>>>

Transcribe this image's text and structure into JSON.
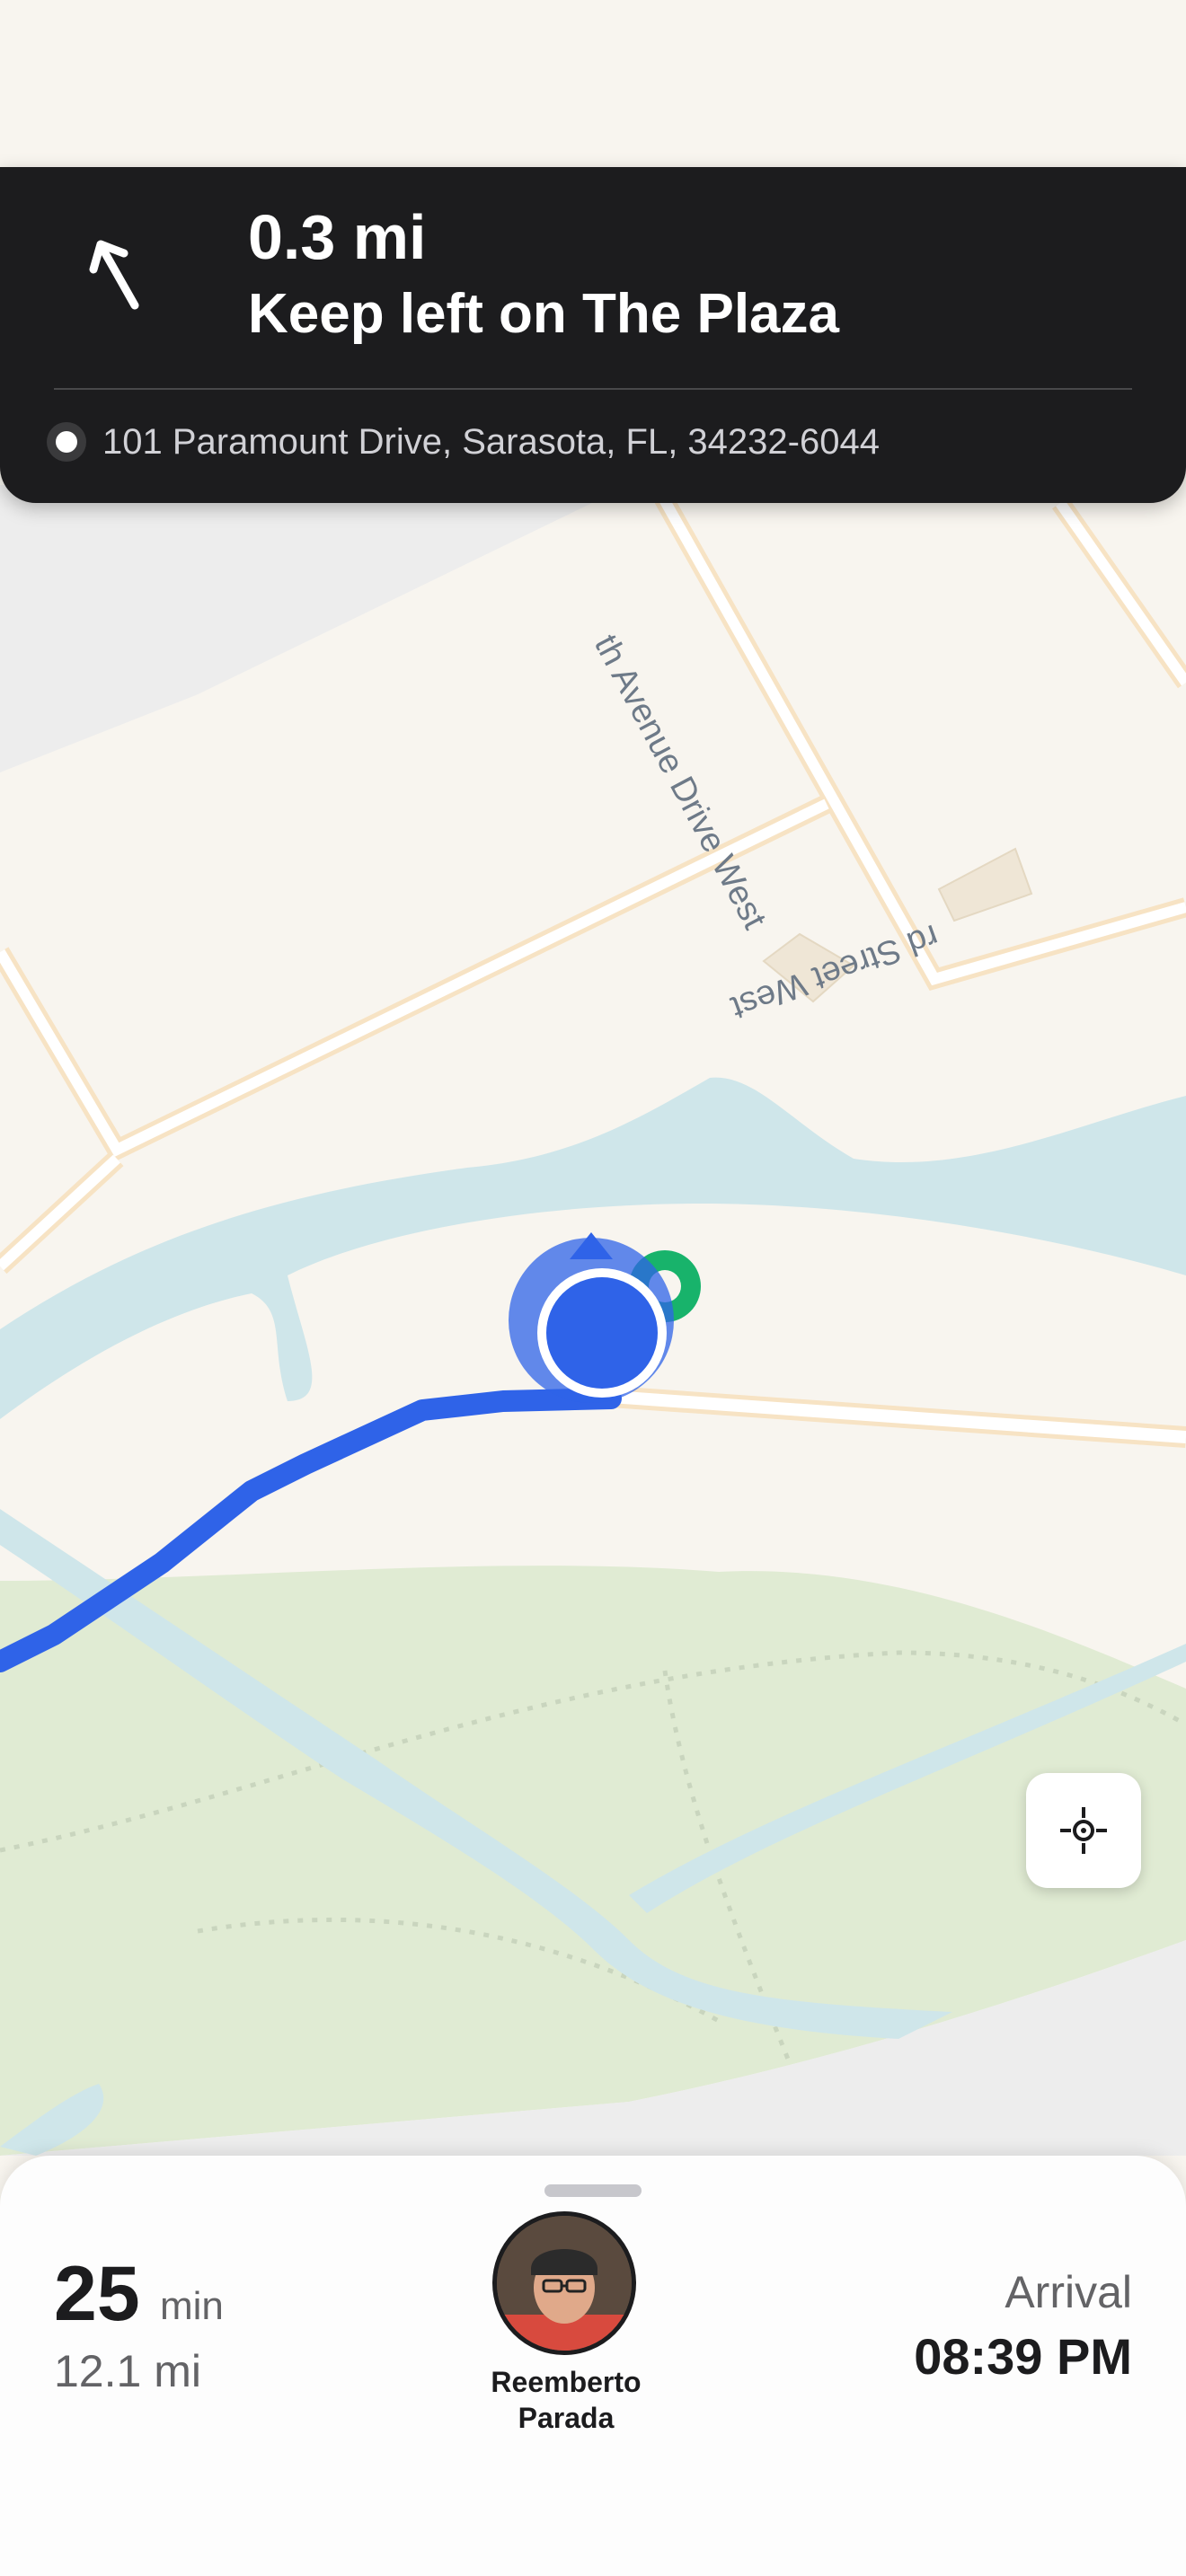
{
  "navigation": {
    "distance": "0.3 mi",
    "instruction": "Keep left on The Plaza",
    "destination_address": "101 Paramount Drive, Sarasota, FL, 34232-6044",
    "turn_icon": "keep-left-arrow-icon"
  },
  "map": {
    "street_labels": [
      "th Avenue Drive West",
      "rd Street West"
    ],
    "recenter_icon": "crosshair-icon",
    "route_color": "#2f63e8",
    "water_color": "#cfe6ea",
    "park_color": "#e0ebd3",
    "land_color": "#f8f5ef"
  },
  "trip": {
    "eta_value": "25",
    "eta_unit": "min",
    "distance_remaining": "12.1 mi",
    "arrival_label": "Arrival",
    "arrival_time": "08:39 PM"
  },
  "driver": {
    "first_name": "Reemberto",
    "last_name": "Parada"
  }
}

<<<

JOB — Identify every line above that includes the word "left", and show those lines.

WRITTEN REPLY —
    "instruction": "Keep left on The Plaza",
    "turn_icon": "keep-left-arrow-icon"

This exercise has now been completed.